> _TEXT SEGMENT_
--- begin ---
The ninth China-EU Summit will inject momentum into bilateral relations but there are also challenges ahead, researchers and EU officials have said.

The annual summit ended in Helsinki, Finland on Saturday as leaders from both sides vowed to deepen their comprehensive strategic partnership, established in 2003.

Zhao Junjie, a researcher at the Institute of European Studies under the Chinese Academy of Social Sciences, said yesterday that the most substantial achievement at the meeting was the decision to launch talks on a new partnership agreement between China and the EU.

"The new agreement will greatly expand and deepen bilateral co-operation by putting into place a long-term mechanism for strategic co-ordination," he told China Daily.

"That suggests the EU attaches importance to its relations with China, and the EU-China relationship is entering a fruitful stage."

The EU is now China's biggest trade partner, with bilateral trade volume amounting to 217.3 billion U.S. dollars last year.

European Commissioner for External Relations Benita Ferrero-Waldner on Sunday hailed the proposed talks as a "real breakthrough" for bilateral ties.

"The summit is excellent, the atmosphere is very good," Ferrero-Waldner was quoted as saying by Xinhua News Agency. "It's a very important breakthrough."

"In order to reflect the full breadth and depth of today's comprehensive strategic partnership between the EU and China, the two sides agreed to launch negotiations on a Partnership and Co-operation Agreement ...," said a joint statement issued on Saturday after the summit.

Ferrero-Waldner said the current legal framework for EU-China relations the Agreement on Trade and Economic Co-operation signed in 1985 "is a trade agreement," and it has failed to reflect the reality of the current EU-China ties.

EU-China relations are "much broader" now, said Waldner, adding that bilateral ties comprise many dialogues like politics, trade, energy, education and climate change.

"Therefore, the new partnership agreement will indeed show the breadth of our relations with China," the commissioner reportedly said.

Zhao highlighted a wide range of sectors for China-EU co-operation as included in the joint statement, such as energy, environment, bird flu, United Nations reform, anti-terrorism action as well as scientific research.

"It clearly explains that China and the EU are strengthening their partnership with more pragmatic and concrete co-operation," he said.
--- end ---
> _ENTRIES SHOWN_
--- begin ---
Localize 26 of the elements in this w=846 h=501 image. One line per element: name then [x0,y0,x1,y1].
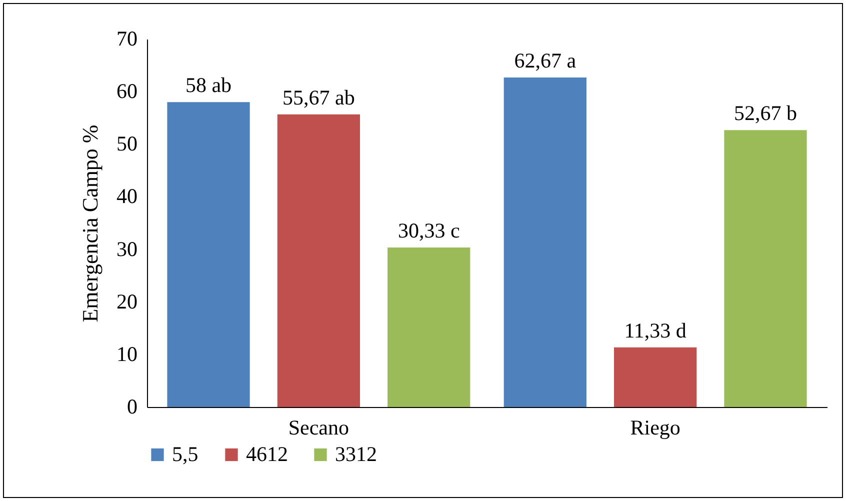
data-label: 30,33 c [398,218,460,243]
data-label: 11,33 d [624,318,687,342]
data-label: 62,67 a [514,48,577,73]
y-tick-label: 40 [116,184,138,208]
bar [388,248,470,407]
x-tick-label: Riego [630,416,680,440]
data-label: 52,67 b [734,101,797,126]
y-tick-label: 70 [116,26,138,50]
data-label: 55,67 ab [282,85,355,110]
bar [167,102,250,407]
legend-label: 4612 [246,442,288,466]
legend-label: 5,5 [172,442,198,466]
bar [614,347,697,407]
x-tick-label: Secano [288,416,350,440]
y-tick-label: 50 [116,132,138,156]
bar [724,130,807,407]
y-tick-label: 20 [116,289,138,314]
bar [277,114,360,407]
y-tick-label: 30 [116,236,138,261]
bar [504,78,586,407]
y-axis-title: Emergencia Campo % [78,124,102,322]
data-label: 58 ab [185,73,232,98]
y-tick-label: 0 [127,394,138,418]
y-tick-label: 10 [116,342,138,366]
y-tick-label: 60 [116,79,138,104]
legend-label: 3312 [335,442,377,466]
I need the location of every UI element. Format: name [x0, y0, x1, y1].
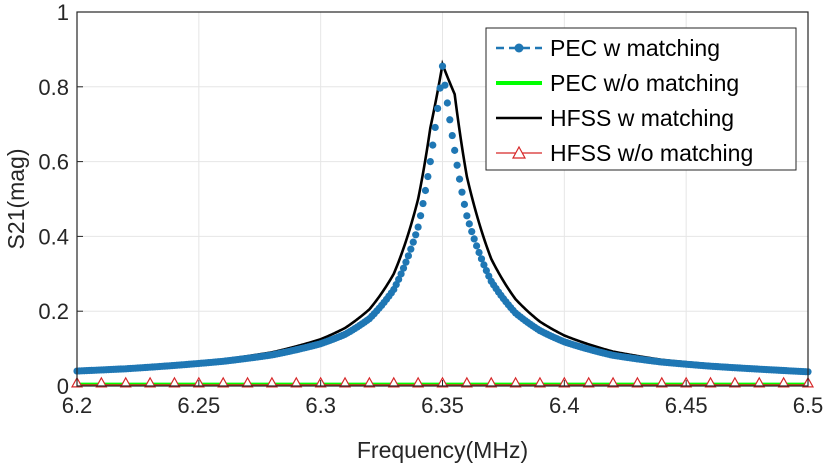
--- end ---
> _CHALLENGE_
Repeat, word for word, the part of the China-EU Summit article between "The annual summit" and "established in 2003.", inclusive.

> _EXERCISE OUTPUT_
The annual summit ended in Helsinki, Finland on Saturday as leaders from both sides vowed to deepen their comprehensive strategic partnership, established in 2003.